• WRITTEN INSTRUCTION: Print each of the entries exactly, leaving nothing out.

--- Start of RECORDS FOR PROCESSING ---

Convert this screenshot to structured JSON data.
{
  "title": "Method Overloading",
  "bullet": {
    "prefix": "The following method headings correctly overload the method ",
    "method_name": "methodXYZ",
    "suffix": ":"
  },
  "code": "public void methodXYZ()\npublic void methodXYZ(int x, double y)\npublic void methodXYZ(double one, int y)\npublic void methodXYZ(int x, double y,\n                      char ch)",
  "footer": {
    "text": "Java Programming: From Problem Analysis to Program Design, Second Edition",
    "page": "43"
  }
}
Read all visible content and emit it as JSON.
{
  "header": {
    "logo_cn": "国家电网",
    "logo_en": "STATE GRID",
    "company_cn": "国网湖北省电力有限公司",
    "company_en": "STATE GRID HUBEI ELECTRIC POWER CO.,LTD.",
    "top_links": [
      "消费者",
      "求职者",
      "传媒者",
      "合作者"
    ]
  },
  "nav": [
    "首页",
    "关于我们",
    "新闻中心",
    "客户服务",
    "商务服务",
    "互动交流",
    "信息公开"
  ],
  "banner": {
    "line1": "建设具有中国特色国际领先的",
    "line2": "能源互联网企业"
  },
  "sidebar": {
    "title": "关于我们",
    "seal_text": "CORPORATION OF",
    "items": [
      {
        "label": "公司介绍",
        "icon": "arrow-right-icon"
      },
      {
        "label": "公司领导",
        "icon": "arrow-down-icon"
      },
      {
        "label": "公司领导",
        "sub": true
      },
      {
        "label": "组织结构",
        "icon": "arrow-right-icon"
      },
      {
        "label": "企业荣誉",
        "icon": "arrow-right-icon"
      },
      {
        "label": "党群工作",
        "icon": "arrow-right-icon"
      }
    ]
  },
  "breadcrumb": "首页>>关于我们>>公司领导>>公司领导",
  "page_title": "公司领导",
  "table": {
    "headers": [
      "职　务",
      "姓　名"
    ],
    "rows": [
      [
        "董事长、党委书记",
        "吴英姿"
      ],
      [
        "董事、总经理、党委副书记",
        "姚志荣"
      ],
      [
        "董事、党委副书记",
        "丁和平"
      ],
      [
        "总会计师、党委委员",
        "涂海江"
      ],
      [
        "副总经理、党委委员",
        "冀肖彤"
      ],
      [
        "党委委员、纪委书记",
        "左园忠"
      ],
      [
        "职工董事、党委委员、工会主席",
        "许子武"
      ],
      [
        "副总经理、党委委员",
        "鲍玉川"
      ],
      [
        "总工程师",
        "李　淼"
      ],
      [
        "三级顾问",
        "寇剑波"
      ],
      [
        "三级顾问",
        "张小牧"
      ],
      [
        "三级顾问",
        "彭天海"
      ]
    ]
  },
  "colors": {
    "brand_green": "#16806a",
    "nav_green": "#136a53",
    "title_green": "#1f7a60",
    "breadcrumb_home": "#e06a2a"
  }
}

--- End of RECORDS FOR PROCESSING ---

• SOLUTION:
Convert this screenshot to structured JSON data.
{
  "title": "Method Overloading",
  "bullet": {
    "prefix": "The following method headings correctly overload the method ",
    "method_name": "methodXYZ",
    "suffix": ":"
  },
  "code": "public void methodXYZ()\npublic void methodXYZ(int x, double y)\npublic void methodXYZ(double one, int y)\npublic void methodXYZ(int x, double y,\n                      char ch)",
  "footer": {
    "text": "Java Programming: From Problem Analysis to Program Design, Second Edition",
    "page": "43"
  }
}
Read all visible content and emit it as JSON.
{
  "header": {
    "logo_cn": "国家电网",
    "logo_en": "STATE GRID",
    "company_cn": "国网湖北省电力有限公司",
    "company_en": "STATE GRID HUBEI ELECTRIC POWER CO.,LTD.",
    "top_links": [
      "消费者",
      "求职者",
      "传媒者",
      "合作者"
    ]
  },
  "nav": [
    "首页",
    "关于我们",
    "新闻中心",
    "客户服务",
    "商务服务",
    "互动交流",
    "信息公开"
  ],
  "banner": {
    "line1": "建设具有中国特色国际领先的",
    "line2": "能源互联网企业"
  },
  "sidebar": {
    "title": "关于我们",
    "seal_text": "CORPORATION OF",
    "items": [
      {
        "label": "公司介绍",
        "icon": "arrow-right-icon"
      },
      {
        "label": "公司领导",
        "icon": "arrow-down-icon"
      },
      {
        "label": "公司领导",
        "sub": true
      },
      {
        "label": "组织结构",
        "icon": "arrow-right-icon"
      },
      {
        "label": "企业荣誉",
        "icon": "arrow-right-icon"
      },
      {
        "label": "党群工作",
        "icon": "arrow-right-icon"
      }
    ]
  },
  "breadcrumb": "首页>>关于我们>>公司领导>>公司领导",
  "page_title": "公司领导",
  "table": {
    "headers": [
      "职　务",
      "姓　名"
    ],
    "rows": [
      [
        "董事长、党委书记",
        "吴英姿"
      ],
      [
        "董事、总经理、党委副书记",
        "姚志荣"
      ],
      [
        "董事、党委副书记",
        "丁和平"
      ],
      [
        "总会计师、党委委员",
        "涂海江"
      ],
      [
        "副总经理、党委委员",
        "冀肖彤"
      ],
      [
        "党委委员、纪委书记",
        "左园忠"
      ],
      [
        "职工董事、党委委员、工会主席",
        "许子武"
      ],
      [
        "副总经理、党委委员",
        "鲍玉川"
      ],
      [
        "总工程师",
        "李　淼"
      ],
      [
        "三级顾问",
        "寇剑波"
      ],
      [
        "三级顾问",
        "张小牧"
      ],
      [
        "三级顾问",
        "彭天海"
      ]
    ]
  },
  "colors": {
    "brand_green": "#16806a",
    "nav_green": "#136a53",
    "title_green": "#1f7a60",
    "breadcrumb_home": "#e06a2a"
  }
}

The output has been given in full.